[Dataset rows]
•••••

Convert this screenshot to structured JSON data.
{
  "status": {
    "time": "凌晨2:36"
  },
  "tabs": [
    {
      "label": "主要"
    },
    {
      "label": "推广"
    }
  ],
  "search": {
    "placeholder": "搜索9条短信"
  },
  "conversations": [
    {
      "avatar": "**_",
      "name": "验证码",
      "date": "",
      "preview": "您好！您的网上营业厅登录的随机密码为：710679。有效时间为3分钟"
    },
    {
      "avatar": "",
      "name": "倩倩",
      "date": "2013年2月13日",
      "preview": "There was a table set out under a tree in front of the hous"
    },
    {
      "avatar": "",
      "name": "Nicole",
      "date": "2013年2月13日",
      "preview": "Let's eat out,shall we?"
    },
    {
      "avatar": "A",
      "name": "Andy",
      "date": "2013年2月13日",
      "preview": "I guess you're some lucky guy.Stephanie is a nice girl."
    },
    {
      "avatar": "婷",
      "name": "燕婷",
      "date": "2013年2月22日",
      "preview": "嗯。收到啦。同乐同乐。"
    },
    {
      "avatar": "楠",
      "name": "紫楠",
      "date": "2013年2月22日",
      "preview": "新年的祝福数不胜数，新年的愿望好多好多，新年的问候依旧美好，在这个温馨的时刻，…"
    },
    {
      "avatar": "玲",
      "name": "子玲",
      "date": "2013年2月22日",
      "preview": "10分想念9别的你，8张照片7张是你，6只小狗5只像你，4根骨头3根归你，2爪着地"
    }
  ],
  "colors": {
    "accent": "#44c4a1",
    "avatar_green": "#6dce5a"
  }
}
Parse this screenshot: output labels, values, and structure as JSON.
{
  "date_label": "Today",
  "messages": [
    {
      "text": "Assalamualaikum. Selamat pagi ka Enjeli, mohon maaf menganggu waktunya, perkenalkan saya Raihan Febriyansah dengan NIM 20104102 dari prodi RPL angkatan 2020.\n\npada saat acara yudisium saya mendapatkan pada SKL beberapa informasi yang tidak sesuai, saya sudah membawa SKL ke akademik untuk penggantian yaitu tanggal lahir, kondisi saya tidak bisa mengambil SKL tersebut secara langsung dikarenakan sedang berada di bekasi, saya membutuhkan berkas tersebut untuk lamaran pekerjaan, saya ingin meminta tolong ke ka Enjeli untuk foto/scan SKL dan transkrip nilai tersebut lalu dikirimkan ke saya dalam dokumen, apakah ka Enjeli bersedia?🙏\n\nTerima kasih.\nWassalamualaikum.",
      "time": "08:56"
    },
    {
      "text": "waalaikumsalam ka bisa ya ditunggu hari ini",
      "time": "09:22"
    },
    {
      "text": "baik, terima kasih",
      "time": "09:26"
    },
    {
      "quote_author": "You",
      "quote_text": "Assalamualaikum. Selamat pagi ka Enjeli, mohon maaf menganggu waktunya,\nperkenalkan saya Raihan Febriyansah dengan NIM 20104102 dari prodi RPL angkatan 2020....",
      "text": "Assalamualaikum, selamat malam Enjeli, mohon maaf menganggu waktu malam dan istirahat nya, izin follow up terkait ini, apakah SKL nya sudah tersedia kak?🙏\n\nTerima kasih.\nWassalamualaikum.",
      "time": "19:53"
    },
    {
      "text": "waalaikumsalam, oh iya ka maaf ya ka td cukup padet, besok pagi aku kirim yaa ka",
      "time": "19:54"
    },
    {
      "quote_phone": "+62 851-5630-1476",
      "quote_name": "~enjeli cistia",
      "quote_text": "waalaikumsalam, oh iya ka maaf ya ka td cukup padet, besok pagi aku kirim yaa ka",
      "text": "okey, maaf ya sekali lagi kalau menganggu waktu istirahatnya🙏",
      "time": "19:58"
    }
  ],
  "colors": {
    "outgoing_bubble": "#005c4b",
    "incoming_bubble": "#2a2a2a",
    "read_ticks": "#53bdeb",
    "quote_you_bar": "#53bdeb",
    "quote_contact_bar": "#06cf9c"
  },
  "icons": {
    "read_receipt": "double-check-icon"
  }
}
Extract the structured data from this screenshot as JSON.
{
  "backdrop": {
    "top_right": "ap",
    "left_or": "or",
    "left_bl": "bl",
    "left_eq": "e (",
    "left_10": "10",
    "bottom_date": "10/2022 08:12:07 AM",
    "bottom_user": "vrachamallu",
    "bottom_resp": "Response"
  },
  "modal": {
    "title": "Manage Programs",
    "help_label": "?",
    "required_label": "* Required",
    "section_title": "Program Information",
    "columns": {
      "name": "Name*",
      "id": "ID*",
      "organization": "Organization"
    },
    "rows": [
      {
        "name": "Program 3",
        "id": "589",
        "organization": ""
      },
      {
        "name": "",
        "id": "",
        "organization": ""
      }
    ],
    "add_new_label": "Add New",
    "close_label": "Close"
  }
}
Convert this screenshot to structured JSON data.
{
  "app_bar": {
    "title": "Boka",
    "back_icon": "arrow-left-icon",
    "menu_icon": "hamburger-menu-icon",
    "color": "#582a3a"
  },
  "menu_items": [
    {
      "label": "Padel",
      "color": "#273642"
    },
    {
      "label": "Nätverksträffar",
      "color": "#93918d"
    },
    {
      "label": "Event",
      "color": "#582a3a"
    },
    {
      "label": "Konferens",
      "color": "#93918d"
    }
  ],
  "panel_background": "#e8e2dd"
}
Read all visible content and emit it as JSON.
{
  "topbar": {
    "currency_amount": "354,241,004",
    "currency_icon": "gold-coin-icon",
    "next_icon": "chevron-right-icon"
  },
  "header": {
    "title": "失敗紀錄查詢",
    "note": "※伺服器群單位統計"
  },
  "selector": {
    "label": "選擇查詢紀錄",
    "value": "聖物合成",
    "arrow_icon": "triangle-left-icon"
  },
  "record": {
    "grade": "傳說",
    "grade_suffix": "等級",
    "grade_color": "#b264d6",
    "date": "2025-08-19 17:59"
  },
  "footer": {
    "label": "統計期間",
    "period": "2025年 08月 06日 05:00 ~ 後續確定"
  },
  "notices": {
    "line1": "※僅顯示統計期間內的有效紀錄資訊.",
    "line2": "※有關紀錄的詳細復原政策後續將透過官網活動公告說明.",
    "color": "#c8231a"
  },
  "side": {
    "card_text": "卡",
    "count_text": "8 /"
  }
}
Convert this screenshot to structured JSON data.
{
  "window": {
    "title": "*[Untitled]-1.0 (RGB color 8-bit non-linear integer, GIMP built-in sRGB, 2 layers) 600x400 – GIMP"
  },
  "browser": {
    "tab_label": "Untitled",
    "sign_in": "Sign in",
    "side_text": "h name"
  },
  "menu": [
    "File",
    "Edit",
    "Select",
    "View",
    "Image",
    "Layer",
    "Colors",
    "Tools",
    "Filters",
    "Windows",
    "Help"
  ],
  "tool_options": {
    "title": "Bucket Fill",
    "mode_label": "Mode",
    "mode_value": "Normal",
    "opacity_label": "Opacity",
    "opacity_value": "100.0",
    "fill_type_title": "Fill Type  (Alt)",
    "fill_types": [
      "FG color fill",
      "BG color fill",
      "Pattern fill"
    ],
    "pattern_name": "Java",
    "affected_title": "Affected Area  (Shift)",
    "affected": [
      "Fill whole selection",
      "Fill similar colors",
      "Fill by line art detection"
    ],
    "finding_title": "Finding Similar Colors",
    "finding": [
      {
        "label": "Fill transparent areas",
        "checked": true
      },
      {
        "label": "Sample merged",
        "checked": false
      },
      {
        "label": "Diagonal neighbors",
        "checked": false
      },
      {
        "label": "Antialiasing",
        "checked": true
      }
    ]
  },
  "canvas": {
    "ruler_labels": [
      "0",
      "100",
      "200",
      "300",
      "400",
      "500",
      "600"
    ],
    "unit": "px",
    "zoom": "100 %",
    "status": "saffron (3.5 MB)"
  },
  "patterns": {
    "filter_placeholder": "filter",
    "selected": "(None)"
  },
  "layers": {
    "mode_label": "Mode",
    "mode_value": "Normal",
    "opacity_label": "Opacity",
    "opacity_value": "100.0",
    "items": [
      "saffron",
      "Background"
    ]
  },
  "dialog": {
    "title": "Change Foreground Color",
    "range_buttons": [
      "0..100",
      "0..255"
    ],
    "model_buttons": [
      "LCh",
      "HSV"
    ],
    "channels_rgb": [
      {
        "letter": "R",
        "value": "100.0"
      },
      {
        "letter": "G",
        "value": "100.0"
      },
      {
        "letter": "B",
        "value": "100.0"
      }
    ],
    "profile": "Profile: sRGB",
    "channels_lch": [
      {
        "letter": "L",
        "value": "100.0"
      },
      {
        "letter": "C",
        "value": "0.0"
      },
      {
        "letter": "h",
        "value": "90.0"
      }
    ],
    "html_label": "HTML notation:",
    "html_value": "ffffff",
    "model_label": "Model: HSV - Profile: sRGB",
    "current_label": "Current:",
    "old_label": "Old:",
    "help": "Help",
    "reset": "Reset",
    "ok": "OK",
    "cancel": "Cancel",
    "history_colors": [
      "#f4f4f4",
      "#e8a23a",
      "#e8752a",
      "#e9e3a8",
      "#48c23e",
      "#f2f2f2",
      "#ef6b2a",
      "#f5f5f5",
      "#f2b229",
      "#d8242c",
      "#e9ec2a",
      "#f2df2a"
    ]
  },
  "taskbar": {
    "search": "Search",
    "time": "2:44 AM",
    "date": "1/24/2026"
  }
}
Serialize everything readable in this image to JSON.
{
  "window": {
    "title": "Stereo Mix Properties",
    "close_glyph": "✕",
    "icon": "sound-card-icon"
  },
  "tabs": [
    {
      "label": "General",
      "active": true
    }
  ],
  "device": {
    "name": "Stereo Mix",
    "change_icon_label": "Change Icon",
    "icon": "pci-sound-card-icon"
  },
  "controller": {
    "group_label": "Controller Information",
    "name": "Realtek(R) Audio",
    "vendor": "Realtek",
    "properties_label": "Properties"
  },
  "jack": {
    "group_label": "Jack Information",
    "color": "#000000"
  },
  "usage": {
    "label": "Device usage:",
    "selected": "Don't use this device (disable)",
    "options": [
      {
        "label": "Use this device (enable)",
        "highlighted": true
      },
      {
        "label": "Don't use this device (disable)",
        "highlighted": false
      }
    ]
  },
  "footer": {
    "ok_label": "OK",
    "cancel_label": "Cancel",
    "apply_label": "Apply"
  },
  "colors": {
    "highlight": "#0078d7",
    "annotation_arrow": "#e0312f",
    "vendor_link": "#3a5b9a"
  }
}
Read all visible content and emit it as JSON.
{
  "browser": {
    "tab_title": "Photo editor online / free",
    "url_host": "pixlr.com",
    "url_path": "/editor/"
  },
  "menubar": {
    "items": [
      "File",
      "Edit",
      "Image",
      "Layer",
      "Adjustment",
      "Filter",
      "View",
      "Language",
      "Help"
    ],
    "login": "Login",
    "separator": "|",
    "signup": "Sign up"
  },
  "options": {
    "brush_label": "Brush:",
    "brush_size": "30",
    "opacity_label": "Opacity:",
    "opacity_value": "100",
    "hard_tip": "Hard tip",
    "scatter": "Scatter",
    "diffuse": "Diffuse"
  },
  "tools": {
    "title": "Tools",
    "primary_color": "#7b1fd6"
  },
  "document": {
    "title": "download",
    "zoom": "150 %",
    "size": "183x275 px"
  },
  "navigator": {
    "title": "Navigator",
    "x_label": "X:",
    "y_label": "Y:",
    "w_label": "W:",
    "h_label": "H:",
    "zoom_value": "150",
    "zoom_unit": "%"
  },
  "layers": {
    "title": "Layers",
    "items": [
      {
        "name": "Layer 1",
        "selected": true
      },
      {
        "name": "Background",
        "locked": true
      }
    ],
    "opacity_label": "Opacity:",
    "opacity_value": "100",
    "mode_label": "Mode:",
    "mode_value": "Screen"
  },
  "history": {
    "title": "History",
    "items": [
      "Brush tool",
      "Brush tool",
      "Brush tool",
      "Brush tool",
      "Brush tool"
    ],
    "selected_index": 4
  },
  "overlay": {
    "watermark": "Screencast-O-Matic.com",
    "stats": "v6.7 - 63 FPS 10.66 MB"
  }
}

•••••

■ Work instructions
Check the data for the word "waalaikumsalam" and pull out the lines that have it.

■ Complete output
      "text": "waalaikumsalam ka bisa ya ditunggu hari ini",
      "text": "waalaikumsalam, oh iya ka maaf ya ka td cukup padet, besok pagi aku kirim yaa ka",
      "quote_text": "waalaikumsalam, oh iya ka maaf ya ka td cukup padet, besok pagi aku kirim yaa ka",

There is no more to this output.